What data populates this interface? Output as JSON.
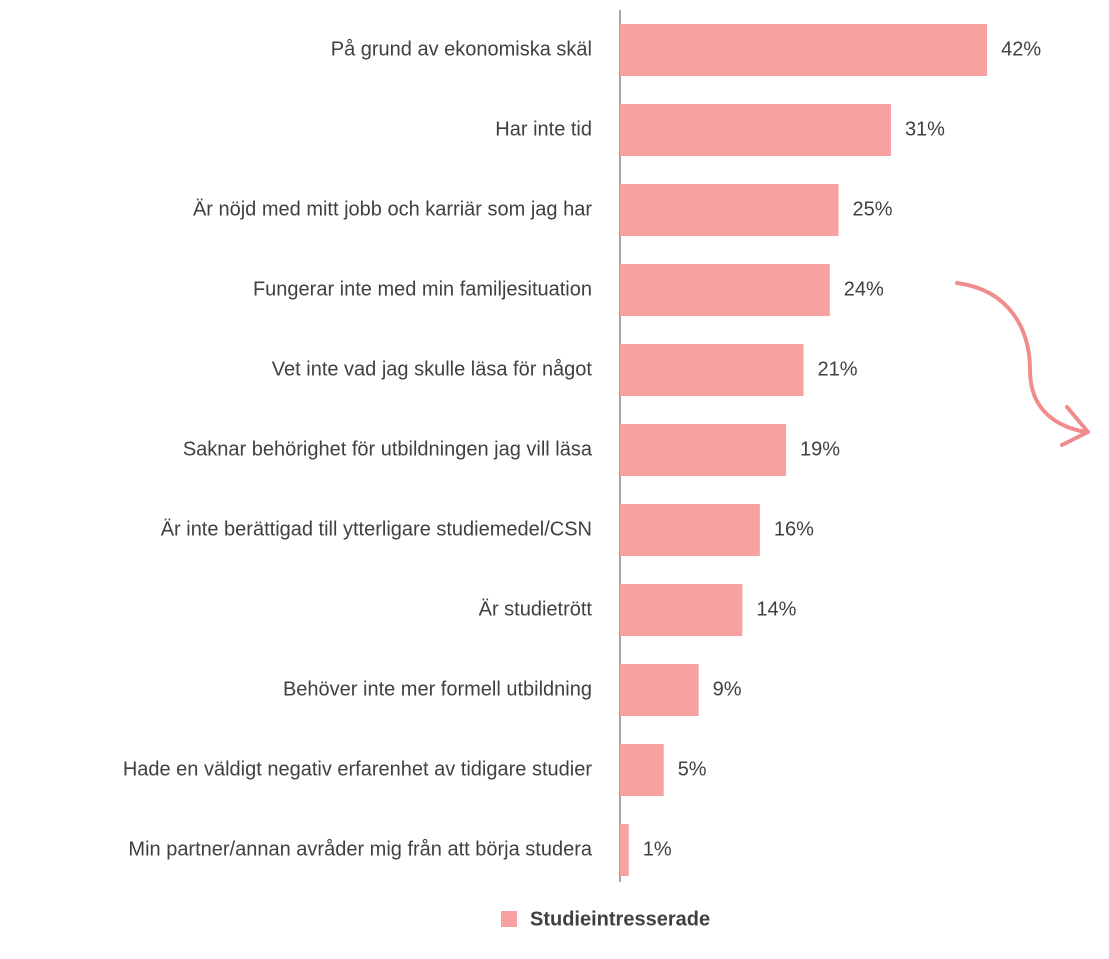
{
  "chart_data": {
    "type": "bar",
    "orientation": "horizontal",
    "categories": [
      "På grund av ekonomiska skäl",
      "Har inte tid",
      "Är nöjd med mitt jobb och karriär som jag har",
      "Fungerar inte med min familjesituation",
      "Vet inte vad jag skulle läsa för något",
      "Saknar behörighet för utbildningen jag vill läsa",
      "Är inte berättigad till ytterligare studiemedel/CSN",
      "Är studietrött",
      "Behöver inte mer formell utbildning",
      "Hade en väldigt negativ erfarenhet av tidigare studier",
      "Min partner/annan avråder mig från att börja studera"
    ],
    "series": [
      {
        "name": "Studieintresserade",
        "color": "#f7a1a1",
        "values": [
          42,
          31,
          25,
          24,
          21,
          19,
          16,
          14,
          9,
          5,
          1
        ],
        "value_labels": [
          "42%",
          "31%",
          "25%",
          "24%",
          "21%",
          "19%",
          "16%",
          "14%",
          "9%",
          "5%",
          "1%"
        ]
      }
    ],
    "legend": "bottom"
  }
}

--*--

◆ **Problem requirements**
List the lines of the material in which the word "läsa" occurs.

◆ **Task answer**
      "Vet inte vad jag skulle läsa för något",
      "Saknar behörighet för utbildningen jag vill läsa",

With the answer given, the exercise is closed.